# Task to complete
Output the material below in full, exactly as it is.

# The data

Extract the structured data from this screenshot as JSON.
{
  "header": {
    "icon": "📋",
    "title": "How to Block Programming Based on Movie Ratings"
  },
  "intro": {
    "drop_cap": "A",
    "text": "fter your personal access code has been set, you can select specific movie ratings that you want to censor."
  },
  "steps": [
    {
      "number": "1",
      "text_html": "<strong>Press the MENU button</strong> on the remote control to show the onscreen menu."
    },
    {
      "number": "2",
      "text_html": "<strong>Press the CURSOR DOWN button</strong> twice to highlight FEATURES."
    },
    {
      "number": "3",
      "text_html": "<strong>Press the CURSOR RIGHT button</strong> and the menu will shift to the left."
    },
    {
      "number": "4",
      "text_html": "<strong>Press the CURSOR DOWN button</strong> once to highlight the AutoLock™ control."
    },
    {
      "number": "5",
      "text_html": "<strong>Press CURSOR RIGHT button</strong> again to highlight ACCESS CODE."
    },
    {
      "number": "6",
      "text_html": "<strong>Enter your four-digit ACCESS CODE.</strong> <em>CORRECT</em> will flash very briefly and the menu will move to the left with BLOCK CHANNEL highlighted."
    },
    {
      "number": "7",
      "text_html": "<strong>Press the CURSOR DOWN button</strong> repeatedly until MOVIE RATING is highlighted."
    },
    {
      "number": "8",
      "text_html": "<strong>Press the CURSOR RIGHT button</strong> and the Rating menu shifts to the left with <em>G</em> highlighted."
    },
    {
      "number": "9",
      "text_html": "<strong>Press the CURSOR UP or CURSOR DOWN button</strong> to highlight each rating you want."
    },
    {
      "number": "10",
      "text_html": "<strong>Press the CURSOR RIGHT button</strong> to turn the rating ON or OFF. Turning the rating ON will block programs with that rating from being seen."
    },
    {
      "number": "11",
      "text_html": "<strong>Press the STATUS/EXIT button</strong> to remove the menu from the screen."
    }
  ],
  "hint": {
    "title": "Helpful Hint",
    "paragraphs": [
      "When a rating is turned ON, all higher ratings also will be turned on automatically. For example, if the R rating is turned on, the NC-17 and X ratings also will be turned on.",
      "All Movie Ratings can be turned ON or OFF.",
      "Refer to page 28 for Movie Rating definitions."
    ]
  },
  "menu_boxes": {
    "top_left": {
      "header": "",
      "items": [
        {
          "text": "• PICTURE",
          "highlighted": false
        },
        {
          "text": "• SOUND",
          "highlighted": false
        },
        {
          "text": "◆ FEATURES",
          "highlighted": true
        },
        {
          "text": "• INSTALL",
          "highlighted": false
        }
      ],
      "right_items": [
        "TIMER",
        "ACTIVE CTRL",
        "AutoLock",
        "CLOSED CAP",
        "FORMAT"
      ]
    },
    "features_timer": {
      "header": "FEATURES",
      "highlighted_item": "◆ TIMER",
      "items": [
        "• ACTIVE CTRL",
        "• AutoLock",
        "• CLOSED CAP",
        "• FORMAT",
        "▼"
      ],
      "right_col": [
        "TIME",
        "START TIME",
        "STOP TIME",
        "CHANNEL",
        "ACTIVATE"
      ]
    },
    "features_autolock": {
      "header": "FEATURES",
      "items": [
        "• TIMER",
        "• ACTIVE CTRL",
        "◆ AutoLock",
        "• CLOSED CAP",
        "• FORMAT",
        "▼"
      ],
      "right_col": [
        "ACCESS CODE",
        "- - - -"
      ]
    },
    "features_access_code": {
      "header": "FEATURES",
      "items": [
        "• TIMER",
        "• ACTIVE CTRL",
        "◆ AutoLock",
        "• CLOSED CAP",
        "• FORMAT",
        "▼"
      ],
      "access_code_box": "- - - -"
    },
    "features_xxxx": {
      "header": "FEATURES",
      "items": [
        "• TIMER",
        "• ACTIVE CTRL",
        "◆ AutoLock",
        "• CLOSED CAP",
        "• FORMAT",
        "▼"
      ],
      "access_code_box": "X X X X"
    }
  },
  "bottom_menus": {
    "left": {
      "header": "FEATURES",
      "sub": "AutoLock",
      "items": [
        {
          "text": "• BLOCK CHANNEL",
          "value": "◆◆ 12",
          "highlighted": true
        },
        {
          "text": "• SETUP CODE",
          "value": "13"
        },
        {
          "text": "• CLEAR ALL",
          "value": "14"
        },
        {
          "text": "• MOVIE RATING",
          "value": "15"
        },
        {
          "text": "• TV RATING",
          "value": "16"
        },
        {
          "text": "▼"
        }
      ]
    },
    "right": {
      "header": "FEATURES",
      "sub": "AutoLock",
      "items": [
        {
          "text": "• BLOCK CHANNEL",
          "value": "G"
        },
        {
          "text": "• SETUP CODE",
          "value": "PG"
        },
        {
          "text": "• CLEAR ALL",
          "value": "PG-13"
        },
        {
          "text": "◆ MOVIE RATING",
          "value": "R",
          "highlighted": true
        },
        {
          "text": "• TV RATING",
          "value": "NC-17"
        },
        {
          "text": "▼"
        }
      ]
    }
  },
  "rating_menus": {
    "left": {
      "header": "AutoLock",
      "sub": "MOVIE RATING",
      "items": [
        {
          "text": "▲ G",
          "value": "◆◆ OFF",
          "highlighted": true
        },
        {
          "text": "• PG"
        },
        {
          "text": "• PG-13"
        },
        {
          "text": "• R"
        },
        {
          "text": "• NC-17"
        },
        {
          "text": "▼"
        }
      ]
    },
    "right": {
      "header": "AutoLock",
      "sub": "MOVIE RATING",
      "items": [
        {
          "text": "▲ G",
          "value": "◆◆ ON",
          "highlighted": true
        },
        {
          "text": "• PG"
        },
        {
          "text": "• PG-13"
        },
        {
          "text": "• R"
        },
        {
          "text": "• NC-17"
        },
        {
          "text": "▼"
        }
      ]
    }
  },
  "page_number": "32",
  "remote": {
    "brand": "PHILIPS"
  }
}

# Solution to this exercise
Extract the structured data from this screenshot as JSON.
{
  "header": {
    "icon": "📋",
    "title": "How to Block Programming Based on Movie Ratings"
  },
  "intro": {
    "drop_cap": "A",
    "text": "fter your personal access code has been set, you can select specific movie ratings that you want to censor."
  },
  "steps": [
    {
      "number": "1",
      "text_html": "<strong>Press the MENU button</strong> on the remote control to show the onscreen menu."
    },
    {
      "number": "2",
      "text_html": "<strong>Press the CURSOR DOWN button</strong> twice to highlight FEATURES."
    },
    {
      "number": "3",
      "text_html": "<strong>Press the CURSOR RIGHT button</strong> and the menu will shift to the left."
    },
    {
      "number": "4",
      "text_html": "<strong>Press the CURSOR DOWN button</strong> once to highlight the AutoLock™ control."
    },
    {
      "number": "5",
      "text_html": "<strong>Press CURSOR RIGHT button</strong> again to highlight ACCESS CODE."
    },
    {
      "number": "6",
      "text_html": "<strong>Enter your four-digit ACCESS CODE.</strong> <em>CORRECT</em> will flash very briefly and the menu will move to the left with BLOCK CHANNEL highlighted."
    },
    {
      "number": "7",
      "text_html": "<strong>Press the CURSOR DOWN button</strong> repeatedly until MOVIE RATING is highlighted."
    },
    {
      "number": "8",
      "text_html": "<strong>Press the CURSOR RIGHT button</strong> and the Rating menu shifts to the left with <em>G</em> highlighted."
    },
    {
      "number": "9",
      "text_html": "<strong>Press the CURSOR UP or CURSOR DOWN button</strong> to highlight each rating you want."
    },
    {
      "number": "10",
      "text_html": "<strong>Press the CURSOR RIGHT button</strong> to turn the rating ON or OFF. Turning the rating ON will block programs with that rating from being seen."
    },
    {
      "number": "11",
      "text_html": "<strong>Press the STATUS/EXIT button</strong> to remove the menu from the screen."
    }
  ],
  "hint": {
    "title": "Helpful Hint",
    "paragraphs": [
      "When a rating is turned ON, all higher ratings also will be turned on automatically. For example, if the R rating is turned on, the NC-17 and X ratings also will be turned on.",
      "All Movie Ratings can be turned ON or OFF.",
      "Refer to page 28 for Movie Rating definitions."
    ]
  },
  "menu_boxes": {
    "top_left": {
      "header": "",
      "items": [
        {
          "text": "• PICTURE",
          "highlighted": false
        },
        {
          "text": "• SOUND",
          "highlighted": false
        },
        {
          "text": "◆ FEATURES",
          "highlighted": true
        },
        {
          "text": "• INSTALL",
          "highlighted": false
        }
      ],
      "right_items": [
        "TIMER",
        "ACTIVE CTRL",
        "AutoLock",
        "CLOSED CAP",
        "FORMAT"
      ]
    },
    "features_timer": {
      "header": "FEATURES",
      "highlighted_item": "◆ TIMER",
      "items": [
        "• ACTIVE CTRL",
        "• AutoLock",
        "• CLOSED CAP",
        "• FORMAT",
        "▼"
      ],
      "right_col": [
        "TIME",
        "START TIME",
        "STOP TIME",
        "CHANNEL",
        "ACTIVATE"
      ]
    },
    "features_autolock": {
      "header": "FEATURES",
      "items": [
        "• TIMER",
        "• ACTIVE CTRL",
        "◆ AutoLock",
        "• CLOSED CAP",
        "• FORMAT",
        "▼"
      ],
      "right_col": [
        "ACCESS CODE",
        "- - - -"
      ]
    },
    "features_access_code": {
      "header": "FEATURES",
      "items": [
        "• TIMER",
        "• ACTIVE CTRL",
        "◆ AutoLock",
        "• CLOSED CAP",
        "• FORMAT",
        "▼"
      ],
      "access_code_box": "- - - -"
    },
    "features_xxxx": {
      "header": "FEATURES",
      "items": [
        "• TIMER",
        "• ACTIVE CTRL",
        "◆ AutoLock",
        "• CLOSED CAP",
        "• FORMAT",
        "▼"
      ],
      "access_code_box": "X X X X"
    }
  },
  "bottom_menus": {
    "left": {
      "header": "FEATURES",
      "sub": "AutoLock",
      "items": [
        {
          "text": "• BLOCK CHANNEL",
          "value": "◆◆ 12",
          "highlighted": true
        },
        {
          "text": "• SETUP CODE",
          "value": "13"
        },
        {
          "text": "• CLEAR ALL",
          "value": "14"
        },
        {
          "text": "• MOVIE RATING",
          "value": "15"
        },
        {
          "text": "• TV RATING",
          "value": "16"
        },
        {
          "text": "▼"
        }
      ]
    },
    "right": {
      "header": "FEATURES",
      "sub": "AutoLock",
      "items": [
        {
          "text": "• BLOCK CHANNEL",
          "value": "G"
        },
        {
          "text": "• SETUP CODE",
          "value": "PG"
        },
        {
          "text": "• CLEAR ALL",
          "value": "PG-13"
        },
        {
          "text": "◆ MOVIE RATING",
          "value": "R",
          "highlighted": true
        },
        {
          "text": "• TV RATING",
          "value": "NC-17"
        },
        {
          "text": "▼"
        }
      ]
    }
  },
  "rating_menus": {
    "left": {
      "header": "AutoLock",
      "sub": "MOVIE RATING",
      "items": [
        {
          "text": "▲ G",
          "value": "◆◆ OFF",
          "highlighted": true
        },
        {
          "text": "• PG"
        },
        {
          "text": "• PG-13"
        },
        {
          "text": "• R"
        },
        {
          "text": "• NC-17"
        },
        {
          "text": "▼"
        }
      ]
    },
    "right": {
      "header": "AutoLock",
      "sub": "MOVIE RATING",
      "items": [
        {
          "text": "▲ G",
          "value": "◆◆ ON",
          "highlighted": true
        },
        {
          "text": "• PG"
        },
        {
          "text": "• PG-13"
        },
        {
          "text": "• R"
        },
        {
          "text": "• NC-17"
        },
        {
          "text": "▼"
        }
      ]
    }
  },
  "page_number": "32",
  "remote": {
    "brand": "PHILIPS"
  }
}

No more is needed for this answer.